start INPUT
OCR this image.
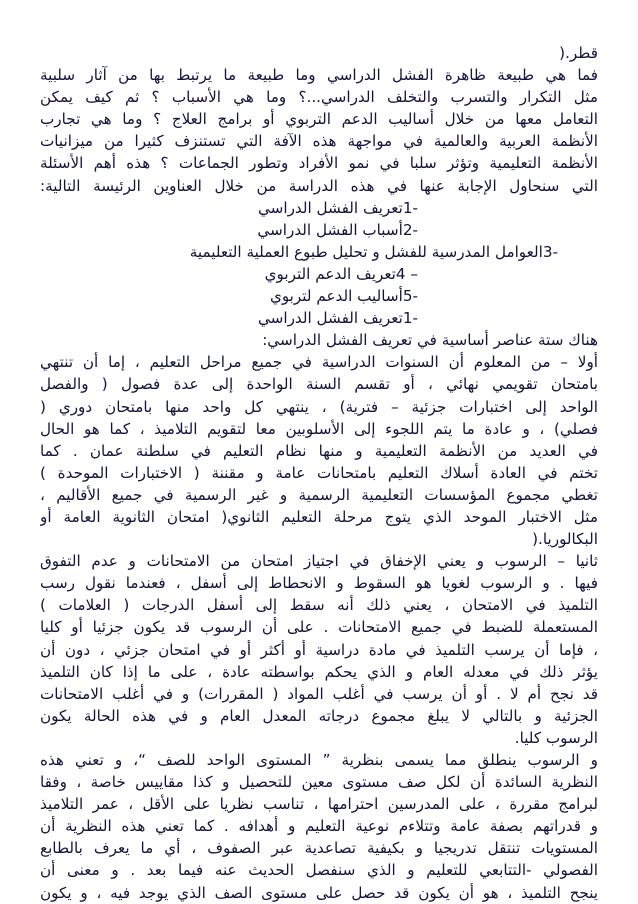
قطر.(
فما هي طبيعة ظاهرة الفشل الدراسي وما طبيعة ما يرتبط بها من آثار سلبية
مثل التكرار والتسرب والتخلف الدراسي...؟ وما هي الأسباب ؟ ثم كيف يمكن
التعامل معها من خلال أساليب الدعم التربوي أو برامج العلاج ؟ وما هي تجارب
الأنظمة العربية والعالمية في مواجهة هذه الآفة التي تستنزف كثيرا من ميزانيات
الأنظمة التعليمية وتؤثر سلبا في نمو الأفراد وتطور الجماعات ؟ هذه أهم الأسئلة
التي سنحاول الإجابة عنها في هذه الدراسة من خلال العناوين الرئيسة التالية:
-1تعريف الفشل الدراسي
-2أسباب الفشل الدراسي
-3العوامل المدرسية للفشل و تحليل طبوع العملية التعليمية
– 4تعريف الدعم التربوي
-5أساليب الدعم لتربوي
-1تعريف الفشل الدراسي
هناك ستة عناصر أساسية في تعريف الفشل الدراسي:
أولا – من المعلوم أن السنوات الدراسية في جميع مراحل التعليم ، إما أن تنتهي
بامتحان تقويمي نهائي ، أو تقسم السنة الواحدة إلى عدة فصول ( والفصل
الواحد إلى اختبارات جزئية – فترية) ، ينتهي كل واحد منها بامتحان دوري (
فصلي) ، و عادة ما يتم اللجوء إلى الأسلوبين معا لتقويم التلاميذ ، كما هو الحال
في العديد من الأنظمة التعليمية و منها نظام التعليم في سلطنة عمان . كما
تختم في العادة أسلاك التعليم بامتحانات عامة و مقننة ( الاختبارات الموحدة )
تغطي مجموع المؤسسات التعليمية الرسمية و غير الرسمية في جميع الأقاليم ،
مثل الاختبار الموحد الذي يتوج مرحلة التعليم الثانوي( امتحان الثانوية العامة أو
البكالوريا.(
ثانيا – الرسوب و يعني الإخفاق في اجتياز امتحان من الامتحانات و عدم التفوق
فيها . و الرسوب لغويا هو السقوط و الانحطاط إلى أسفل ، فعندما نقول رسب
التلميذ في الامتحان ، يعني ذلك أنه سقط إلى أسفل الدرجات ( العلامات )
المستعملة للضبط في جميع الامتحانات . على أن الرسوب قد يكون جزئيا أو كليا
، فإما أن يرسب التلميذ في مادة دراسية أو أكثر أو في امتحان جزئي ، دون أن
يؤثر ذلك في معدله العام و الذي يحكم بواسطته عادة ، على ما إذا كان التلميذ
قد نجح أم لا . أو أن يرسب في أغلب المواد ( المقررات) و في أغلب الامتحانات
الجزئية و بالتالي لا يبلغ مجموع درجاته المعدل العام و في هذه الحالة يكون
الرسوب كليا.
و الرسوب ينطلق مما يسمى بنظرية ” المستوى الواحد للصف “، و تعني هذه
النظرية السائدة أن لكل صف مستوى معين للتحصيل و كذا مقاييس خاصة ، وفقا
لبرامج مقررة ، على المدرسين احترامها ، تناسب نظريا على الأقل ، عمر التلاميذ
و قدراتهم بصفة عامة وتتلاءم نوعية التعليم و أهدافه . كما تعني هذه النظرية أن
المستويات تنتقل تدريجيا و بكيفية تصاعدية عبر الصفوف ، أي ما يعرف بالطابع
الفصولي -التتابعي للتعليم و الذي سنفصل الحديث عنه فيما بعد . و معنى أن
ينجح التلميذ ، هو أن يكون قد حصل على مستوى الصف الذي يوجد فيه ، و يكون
end INPUT
start INPUT
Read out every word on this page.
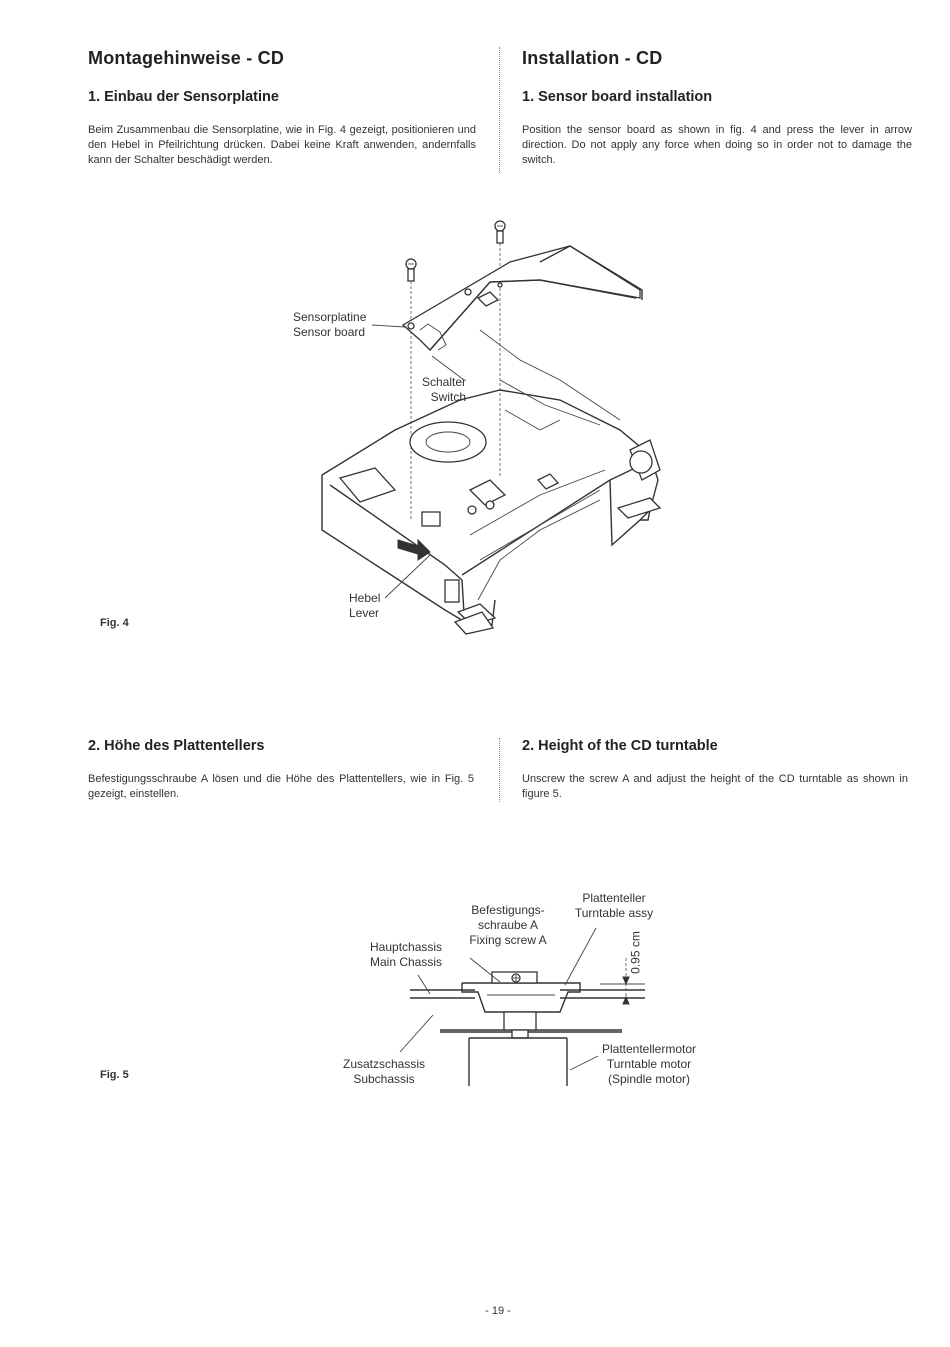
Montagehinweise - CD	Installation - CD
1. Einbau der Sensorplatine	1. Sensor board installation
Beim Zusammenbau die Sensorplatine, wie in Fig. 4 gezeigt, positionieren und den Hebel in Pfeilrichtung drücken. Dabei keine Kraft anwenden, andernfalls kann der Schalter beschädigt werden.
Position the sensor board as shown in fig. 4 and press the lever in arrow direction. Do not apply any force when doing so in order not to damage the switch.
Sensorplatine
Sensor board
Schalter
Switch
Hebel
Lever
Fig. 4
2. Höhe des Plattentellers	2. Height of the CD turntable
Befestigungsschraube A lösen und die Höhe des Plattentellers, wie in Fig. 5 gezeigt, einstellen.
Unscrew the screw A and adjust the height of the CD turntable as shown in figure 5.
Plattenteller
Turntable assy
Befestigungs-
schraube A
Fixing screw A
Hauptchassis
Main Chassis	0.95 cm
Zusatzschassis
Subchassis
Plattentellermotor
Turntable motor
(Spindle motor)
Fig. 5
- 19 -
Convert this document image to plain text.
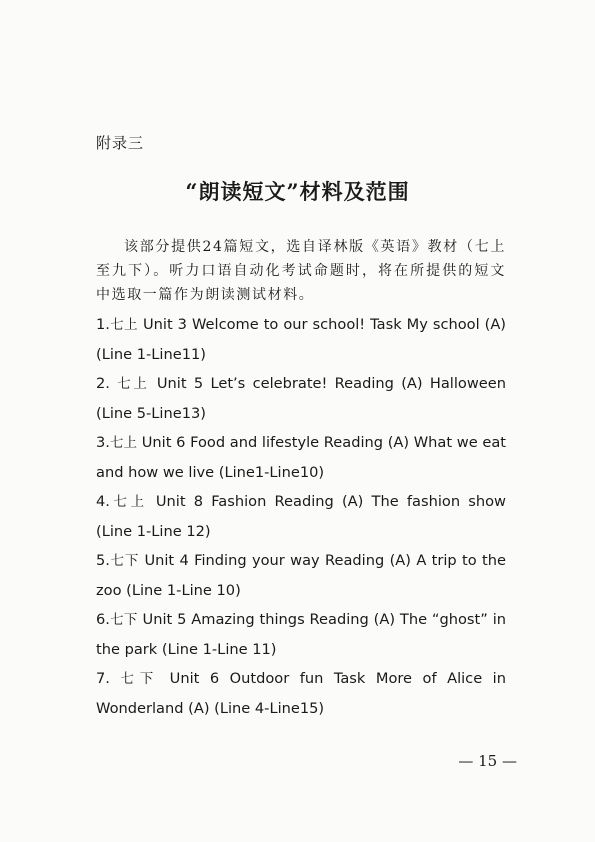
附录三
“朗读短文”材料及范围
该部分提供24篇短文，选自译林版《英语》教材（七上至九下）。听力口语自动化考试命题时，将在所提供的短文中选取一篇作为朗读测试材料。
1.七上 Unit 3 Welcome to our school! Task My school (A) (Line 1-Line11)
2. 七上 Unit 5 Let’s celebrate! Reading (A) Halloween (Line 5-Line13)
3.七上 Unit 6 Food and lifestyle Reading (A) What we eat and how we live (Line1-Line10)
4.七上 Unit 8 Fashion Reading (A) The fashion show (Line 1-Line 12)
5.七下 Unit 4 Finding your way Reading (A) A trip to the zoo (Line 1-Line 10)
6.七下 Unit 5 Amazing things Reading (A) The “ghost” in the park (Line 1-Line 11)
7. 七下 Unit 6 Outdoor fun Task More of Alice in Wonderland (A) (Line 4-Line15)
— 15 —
end INPUT
• **PROBLEM REQUIREMENTS**: Copy each line of the records that contains the word "التي".

• **TASK ANSWER**:
الأنظمة العربية والعالمية في مواجهة هذه الآفة التي تستنزف كثيرا من ميزانيات
التي سنحاول الإجابة عنها في هذه الدراسة من خلال العناوين الرئيسة التالية:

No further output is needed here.